> [WHAT YOU NEED TO DO]:
Pick out every line that holds the string "name" and copy it.

> [GIVEN ENTRIES]:

⁂

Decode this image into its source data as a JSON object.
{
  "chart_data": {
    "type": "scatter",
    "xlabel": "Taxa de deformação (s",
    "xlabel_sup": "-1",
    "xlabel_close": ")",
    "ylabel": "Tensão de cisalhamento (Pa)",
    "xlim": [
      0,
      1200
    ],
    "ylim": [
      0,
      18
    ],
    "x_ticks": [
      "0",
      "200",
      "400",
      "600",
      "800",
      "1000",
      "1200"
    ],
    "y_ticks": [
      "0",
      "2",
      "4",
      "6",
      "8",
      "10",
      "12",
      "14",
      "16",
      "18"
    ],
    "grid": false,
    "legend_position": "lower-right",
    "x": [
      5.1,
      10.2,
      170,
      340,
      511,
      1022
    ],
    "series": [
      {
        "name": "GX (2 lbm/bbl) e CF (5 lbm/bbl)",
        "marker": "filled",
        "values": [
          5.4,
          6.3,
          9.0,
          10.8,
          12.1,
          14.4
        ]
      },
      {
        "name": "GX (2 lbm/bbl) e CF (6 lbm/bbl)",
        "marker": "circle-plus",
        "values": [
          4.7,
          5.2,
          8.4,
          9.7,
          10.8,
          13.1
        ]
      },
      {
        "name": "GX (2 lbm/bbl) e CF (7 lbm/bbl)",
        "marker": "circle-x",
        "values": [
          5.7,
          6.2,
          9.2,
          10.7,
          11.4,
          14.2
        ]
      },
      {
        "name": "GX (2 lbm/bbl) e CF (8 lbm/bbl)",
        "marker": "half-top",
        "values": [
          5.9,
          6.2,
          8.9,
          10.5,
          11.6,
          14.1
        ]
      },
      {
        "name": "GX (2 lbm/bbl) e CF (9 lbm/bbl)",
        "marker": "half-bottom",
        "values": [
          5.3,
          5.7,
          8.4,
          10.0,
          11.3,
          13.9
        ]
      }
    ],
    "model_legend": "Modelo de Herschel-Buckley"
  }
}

⁂

> [EXERCISE OUTPUT]:
        "name": "GX (2 lbm/bbl) e CF (5 lbm/bbl)",
        "name": "GX (2 lbm/bbl) e CF (6 lbm/bbl)",
        "name": "GX (2 lbm/bbl) e CF (7 lbm/bbl)",
        "name": "GX (2 lbm/bbl) e CF (8 lbm/bbl)",
        "name": "GX (2 lbm/bbl) e CF (9 lbm/bbl)",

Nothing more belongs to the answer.